● **Brief**
Look through the data below and report how many lines include "true". Only the number should be given.

(Stored data entries)

Begin

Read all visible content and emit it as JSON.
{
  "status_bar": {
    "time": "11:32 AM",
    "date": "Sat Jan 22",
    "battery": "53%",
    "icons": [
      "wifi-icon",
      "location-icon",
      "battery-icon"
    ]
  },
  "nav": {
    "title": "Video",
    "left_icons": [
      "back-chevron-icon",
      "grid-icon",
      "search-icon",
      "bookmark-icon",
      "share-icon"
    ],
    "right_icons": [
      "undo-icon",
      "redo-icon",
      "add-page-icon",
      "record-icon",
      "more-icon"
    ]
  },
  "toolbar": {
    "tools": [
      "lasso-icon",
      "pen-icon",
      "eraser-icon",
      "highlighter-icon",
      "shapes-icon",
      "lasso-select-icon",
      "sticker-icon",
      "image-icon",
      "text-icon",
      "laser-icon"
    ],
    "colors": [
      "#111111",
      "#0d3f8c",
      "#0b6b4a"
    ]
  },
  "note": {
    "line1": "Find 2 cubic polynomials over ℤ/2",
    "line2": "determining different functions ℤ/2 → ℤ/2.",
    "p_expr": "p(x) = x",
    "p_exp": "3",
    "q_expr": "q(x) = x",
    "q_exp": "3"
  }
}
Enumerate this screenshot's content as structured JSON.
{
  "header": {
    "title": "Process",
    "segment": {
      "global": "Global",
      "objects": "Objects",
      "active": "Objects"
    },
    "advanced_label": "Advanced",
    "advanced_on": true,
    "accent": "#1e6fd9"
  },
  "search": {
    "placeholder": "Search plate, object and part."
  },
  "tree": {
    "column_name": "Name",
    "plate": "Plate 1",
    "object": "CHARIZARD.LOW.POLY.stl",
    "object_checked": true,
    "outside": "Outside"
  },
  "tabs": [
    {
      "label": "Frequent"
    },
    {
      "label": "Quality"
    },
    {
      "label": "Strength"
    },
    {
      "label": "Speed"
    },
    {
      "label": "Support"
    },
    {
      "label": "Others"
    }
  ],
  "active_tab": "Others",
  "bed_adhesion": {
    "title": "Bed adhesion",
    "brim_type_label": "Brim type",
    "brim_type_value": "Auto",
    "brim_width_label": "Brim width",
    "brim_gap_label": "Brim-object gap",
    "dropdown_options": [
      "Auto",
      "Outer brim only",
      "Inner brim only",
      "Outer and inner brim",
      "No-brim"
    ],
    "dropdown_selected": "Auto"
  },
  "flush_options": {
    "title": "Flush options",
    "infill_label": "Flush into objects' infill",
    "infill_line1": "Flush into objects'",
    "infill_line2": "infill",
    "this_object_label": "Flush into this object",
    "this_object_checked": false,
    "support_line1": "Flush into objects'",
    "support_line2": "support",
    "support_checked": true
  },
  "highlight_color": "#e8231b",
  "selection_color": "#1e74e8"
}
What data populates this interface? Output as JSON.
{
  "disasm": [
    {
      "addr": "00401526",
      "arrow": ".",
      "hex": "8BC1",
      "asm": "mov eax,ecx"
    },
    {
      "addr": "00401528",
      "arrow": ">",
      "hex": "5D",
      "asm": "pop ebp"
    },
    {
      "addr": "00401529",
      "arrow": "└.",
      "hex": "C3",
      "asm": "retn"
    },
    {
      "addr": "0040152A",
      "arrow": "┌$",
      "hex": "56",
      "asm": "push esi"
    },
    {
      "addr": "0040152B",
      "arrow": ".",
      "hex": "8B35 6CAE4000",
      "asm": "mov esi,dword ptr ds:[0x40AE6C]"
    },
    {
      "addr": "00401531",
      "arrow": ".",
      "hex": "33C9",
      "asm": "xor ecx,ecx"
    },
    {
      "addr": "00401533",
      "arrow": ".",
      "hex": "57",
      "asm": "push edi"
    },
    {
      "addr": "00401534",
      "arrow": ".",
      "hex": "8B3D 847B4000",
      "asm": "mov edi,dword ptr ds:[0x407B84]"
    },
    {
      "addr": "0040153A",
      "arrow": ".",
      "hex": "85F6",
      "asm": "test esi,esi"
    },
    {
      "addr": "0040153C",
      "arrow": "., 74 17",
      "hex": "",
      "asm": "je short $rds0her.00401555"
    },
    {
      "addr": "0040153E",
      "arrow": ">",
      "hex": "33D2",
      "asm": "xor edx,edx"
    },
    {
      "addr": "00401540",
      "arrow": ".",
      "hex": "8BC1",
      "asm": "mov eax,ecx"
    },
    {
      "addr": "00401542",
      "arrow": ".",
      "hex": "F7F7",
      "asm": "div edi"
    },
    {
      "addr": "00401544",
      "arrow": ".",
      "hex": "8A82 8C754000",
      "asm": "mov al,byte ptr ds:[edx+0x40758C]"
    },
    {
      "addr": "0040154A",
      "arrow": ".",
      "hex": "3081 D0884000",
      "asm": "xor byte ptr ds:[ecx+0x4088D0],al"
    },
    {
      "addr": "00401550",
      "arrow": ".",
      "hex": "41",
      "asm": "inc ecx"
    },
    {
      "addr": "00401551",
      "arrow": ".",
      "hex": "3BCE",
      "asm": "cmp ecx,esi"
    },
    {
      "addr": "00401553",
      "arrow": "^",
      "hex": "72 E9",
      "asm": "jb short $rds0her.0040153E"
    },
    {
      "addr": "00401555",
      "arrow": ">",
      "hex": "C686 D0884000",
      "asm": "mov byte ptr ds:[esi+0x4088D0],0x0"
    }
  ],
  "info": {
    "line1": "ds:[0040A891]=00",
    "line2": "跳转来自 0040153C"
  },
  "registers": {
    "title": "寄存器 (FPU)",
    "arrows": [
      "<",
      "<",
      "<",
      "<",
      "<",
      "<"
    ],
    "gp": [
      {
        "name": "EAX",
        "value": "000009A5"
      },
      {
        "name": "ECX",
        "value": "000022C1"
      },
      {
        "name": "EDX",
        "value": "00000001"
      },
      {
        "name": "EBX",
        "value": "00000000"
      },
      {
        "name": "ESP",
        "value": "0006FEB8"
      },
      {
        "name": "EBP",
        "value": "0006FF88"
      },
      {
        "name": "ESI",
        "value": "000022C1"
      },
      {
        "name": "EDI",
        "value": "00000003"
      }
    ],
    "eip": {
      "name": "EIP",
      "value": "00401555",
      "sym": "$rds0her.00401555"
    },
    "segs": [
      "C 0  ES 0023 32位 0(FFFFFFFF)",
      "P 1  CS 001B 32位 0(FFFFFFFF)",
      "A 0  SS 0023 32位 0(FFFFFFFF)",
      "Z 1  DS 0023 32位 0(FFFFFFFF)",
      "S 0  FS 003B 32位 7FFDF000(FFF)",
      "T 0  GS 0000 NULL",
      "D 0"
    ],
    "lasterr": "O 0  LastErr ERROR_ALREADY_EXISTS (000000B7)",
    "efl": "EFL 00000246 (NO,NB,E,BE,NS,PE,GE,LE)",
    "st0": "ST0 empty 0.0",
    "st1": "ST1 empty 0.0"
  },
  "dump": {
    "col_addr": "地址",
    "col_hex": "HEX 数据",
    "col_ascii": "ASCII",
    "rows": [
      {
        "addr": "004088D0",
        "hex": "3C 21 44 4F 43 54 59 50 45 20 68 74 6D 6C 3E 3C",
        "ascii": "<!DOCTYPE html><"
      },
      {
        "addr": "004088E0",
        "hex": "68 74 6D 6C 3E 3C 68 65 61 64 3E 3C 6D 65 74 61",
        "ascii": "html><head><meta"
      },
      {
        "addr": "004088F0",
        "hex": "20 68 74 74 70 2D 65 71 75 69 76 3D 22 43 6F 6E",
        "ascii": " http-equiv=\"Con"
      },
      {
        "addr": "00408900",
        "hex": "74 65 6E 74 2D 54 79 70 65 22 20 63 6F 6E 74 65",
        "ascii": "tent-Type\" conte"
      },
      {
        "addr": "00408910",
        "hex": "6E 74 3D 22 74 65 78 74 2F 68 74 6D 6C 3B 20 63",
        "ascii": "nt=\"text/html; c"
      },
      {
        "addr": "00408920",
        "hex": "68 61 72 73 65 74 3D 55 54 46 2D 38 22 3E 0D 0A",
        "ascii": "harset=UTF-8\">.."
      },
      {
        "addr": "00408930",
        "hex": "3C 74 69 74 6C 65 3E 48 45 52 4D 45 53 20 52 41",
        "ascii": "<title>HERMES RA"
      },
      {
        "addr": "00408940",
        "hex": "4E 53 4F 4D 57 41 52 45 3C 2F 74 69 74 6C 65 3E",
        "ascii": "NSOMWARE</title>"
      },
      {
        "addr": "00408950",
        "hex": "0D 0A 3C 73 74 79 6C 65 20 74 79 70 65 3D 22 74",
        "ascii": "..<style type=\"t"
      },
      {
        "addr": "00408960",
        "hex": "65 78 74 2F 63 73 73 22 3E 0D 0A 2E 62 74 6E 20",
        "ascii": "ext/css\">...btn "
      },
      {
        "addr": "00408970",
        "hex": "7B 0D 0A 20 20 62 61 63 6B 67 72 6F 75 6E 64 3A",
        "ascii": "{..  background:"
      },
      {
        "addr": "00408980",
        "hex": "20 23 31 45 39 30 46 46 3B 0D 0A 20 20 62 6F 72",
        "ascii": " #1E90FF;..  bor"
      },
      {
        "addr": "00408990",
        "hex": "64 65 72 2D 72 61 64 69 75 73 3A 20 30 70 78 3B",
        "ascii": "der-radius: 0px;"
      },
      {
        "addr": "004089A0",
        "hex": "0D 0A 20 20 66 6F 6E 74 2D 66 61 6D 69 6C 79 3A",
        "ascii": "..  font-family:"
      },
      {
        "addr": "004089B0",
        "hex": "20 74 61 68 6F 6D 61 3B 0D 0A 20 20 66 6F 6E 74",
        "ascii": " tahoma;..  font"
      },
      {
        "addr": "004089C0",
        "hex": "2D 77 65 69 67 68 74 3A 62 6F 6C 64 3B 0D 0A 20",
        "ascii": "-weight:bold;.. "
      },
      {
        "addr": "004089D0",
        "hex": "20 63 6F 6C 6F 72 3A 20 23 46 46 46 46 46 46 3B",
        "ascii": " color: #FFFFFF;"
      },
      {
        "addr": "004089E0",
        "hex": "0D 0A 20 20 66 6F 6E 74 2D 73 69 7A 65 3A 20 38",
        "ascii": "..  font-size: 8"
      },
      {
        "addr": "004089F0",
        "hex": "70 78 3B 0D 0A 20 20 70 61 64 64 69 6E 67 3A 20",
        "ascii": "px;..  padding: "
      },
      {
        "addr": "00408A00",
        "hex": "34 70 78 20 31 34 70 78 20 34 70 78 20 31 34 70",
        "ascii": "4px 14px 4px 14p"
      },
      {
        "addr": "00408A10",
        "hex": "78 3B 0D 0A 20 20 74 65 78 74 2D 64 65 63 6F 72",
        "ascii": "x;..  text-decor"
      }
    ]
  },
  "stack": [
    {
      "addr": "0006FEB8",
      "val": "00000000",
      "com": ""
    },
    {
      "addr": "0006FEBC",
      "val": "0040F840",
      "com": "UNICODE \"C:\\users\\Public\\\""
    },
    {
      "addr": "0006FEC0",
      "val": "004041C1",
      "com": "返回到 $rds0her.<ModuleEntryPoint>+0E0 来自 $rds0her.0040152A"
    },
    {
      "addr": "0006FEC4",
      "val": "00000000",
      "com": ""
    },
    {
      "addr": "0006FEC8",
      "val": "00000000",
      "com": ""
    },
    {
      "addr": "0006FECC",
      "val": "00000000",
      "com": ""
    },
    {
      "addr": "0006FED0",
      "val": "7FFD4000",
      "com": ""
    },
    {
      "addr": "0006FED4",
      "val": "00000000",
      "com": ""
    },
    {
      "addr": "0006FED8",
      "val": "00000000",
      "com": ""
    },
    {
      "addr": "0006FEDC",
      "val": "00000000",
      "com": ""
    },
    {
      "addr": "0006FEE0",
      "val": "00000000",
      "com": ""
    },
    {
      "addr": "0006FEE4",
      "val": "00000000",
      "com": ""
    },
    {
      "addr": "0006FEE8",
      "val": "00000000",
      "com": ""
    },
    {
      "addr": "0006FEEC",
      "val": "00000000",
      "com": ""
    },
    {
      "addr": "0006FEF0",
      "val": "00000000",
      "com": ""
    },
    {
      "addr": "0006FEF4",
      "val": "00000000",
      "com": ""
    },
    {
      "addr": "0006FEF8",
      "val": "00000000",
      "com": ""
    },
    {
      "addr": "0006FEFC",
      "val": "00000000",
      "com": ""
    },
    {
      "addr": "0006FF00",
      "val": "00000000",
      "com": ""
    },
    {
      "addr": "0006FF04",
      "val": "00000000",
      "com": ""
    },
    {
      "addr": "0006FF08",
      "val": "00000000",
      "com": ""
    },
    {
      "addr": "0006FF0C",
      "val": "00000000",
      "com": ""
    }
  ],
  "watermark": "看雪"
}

End

● **The reply**
3